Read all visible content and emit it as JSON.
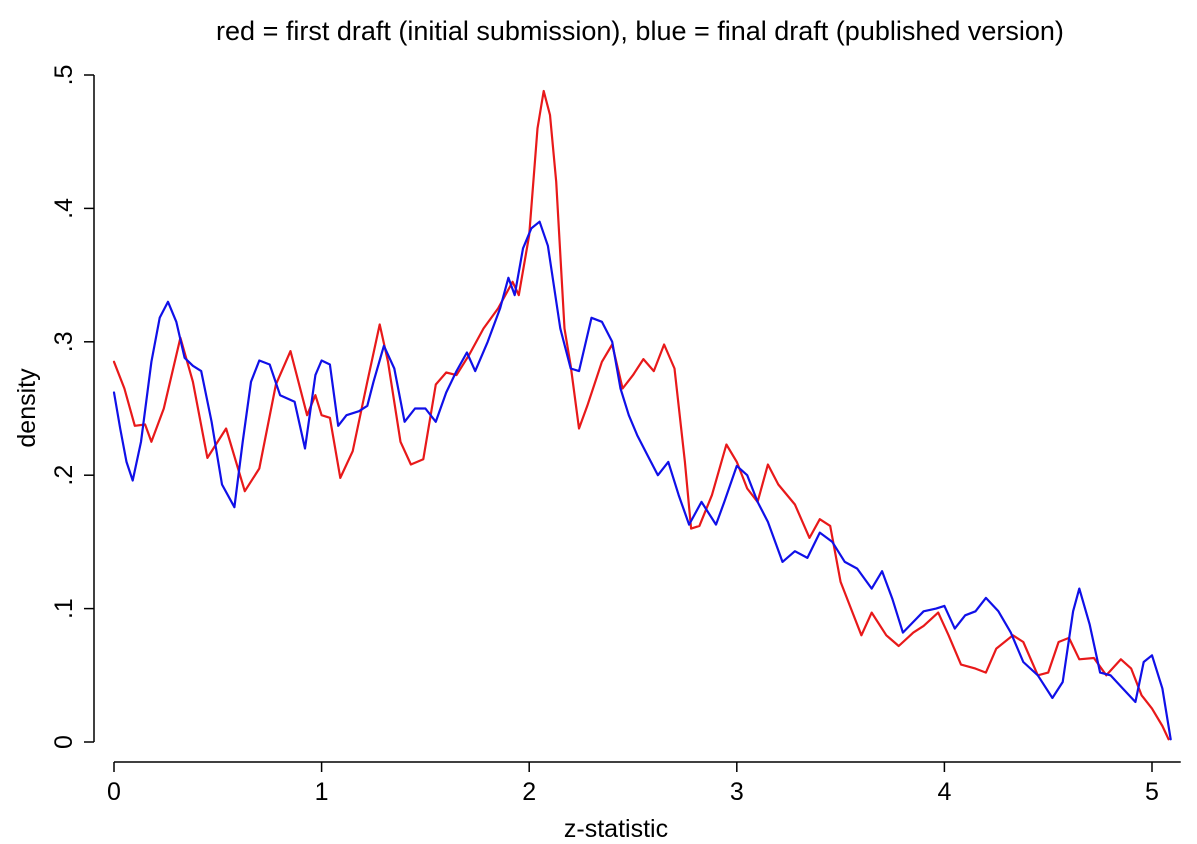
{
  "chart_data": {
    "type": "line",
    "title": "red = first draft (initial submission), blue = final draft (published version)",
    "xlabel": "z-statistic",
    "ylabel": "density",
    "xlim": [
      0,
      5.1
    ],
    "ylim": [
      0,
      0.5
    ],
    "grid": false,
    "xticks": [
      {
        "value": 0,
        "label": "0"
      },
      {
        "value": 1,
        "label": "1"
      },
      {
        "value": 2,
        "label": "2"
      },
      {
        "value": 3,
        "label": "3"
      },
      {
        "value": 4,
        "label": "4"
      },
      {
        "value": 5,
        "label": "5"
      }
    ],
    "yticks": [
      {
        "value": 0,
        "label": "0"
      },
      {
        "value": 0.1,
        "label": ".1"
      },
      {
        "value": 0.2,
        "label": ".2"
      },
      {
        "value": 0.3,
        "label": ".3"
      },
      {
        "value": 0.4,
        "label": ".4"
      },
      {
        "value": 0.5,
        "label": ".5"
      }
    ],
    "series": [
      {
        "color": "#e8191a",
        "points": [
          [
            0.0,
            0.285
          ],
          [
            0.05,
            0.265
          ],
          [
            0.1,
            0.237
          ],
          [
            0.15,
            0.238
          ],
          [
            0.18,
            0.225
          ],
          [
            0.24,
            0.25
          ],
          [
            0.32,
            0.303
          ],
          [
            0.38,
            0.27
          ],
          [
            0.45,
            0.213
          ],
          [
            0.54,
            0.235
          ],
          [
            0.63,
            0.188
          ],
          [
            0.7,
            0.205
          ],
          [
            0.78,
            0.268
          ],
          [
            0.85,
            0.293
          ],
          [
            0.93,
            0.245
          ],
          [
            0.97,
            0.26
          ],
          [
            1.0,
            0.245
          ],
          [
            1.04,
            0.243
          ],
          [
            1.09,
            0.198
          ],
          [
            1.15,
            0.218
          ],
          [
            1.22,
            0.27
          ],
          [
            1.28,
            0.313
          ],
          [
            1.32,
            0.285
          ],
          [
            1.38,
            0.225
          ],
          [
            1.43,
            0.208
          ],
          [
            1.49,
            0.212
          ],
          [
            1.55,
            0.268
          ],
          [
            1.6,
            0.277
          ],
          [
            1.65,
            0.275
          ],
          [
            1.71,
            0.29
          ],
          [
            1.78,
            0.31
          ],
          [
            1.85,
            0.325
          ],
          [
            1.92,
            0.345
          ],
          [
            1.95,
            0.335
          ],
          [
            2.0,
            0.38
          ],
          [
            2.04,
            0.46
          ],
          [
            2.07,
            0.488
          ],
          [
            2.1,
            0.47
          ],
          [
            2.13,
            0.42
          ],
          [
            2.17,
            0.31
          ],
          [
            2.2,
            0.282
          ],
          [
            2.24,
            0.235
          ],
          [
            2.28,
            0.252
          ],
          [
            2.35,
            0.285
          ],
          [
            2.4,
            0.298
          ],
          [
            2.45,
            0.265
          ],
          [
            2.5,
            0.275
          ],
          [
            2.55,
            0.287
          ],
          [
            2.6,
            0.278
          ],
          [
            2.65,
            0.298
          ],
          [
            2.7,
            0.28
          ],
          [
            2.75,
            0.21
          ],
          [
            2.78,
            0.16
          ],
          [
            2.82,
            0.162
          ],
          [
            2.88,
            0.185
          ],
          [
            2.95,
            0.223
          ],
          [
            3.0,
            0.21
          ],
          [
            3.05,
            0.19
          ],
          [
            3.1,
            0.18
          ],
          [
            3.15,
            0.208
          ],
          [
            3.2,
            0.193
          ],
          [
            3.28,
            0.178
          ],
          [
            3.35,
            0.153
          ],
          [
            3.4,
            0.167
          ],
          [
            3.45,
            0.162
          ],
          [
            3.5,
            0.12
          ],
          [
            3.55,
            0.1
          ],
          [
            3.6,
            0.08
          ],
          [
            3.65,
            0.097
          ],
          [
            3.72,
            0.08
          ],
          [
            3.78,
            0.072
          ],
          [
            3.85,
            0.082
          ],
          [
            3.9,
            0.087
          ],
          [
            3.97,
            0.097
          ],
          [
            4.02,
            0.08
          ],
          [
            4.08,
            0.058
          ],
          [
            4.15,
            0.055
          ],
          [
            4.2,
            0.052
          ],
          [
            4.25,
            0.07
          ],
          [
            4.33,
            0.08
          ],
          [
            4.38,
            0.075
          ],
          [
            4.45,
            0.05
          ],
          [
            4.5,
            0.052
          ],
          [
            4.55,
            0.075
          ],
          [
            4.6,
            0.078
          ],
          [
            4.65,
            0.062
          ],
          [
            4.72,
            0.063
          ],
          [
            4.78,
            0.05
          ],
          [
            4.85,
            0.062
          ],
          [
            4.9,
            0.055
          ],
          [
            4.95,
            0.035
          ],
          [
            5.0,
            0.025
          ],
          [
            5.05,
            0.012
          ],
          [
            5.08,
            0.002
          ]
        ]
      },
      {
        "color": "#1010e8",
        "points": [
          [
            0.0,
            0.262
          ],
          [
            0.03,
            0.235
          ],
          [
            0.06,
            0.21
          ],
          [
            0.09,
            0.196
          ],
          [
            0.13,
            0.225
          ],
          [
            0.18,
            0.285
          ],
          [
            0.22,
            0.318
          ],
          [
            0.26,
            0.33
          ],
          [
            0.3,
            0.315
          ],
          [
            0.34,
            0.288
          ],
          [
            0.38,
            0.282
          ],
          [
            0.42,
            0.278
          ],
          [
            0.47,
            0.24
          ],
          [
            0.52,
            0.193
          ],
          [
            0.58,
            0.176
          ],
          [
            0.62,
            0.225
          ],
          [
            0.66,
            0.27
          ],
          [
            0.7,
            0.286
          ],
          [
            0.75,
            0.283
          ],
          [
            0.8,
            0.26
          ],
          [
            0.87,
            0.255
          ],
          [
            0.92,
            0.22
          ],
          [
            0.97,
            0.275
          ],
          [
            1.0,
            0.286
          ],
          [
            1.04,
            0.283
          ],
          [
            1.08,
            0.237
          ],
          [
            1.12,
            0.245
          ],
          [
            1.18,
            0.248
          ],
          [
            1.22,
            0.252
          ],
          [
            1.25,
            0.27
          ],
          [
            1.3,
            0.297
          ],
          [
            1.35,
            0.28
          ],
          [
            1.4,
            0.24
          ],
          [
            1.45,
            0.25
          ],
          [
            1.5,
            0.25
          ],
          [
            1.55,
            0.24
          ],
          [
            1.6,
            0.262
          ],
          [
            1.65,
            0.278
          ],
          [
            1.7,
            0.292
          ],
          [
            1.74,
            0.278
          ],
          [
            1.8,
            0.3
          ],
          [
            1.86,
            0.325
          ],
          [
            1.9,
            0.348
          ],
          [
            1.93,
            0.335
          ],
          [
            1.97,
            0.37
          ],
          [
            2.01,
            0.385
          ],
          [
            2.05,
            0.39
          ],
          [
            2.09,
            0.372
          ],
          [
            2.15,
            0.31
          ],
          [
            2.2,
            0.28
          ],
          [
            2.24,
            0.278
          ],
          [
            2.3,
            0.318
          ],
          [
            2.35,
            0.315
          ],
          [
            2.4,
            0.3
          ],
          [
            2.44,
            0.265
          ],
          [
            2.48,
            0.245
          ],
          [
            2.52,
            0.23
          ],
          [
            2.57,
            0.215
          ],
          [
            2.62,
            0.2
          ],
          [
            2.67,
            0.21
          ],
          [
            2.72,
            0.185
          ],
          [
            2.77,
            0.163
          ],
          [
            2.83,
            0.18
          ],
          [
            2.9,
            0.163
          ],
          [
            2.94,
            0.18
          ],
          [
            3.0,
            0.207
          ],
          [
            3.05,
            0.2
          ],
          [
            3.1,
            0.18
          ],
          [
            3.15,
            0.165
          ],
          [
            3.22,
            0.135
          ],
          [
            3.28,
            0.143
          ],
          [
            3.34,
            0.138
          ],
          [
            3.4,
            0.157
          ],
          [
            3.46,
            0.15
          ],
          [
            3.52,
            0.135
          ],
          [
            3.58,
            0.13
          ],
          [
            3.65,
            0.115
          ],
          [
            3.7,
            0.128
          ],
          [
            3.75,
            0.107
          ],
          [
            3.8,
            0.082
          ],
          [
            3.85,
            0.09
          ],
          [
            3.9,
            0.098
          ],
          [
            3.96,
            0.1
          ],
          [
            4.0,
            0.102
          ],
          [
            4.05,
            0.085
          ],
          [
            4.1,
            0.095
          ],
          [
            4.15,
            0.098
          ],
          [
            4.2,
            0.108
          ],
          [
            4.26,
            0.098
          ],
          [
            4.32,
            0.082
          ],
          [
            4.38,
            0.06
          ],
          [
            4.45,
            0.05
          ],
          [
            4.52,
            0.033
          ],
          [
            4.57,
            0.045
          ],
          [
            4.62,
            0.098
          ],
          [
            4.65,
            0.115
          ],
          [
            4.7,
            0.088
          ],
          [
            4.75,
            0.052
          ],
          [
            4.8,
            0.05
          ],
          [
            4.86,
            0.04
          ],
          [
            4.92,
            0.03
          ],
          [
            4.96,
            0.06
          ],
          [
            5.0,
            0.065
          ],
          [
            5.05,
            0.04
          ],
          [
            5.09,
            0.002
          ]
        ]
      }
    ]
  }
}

★ ★ ★ ★

▸ **Required work**
Report how many lines in the data include the word "value", and give nothing but the count.

▸ **Output for this task**
12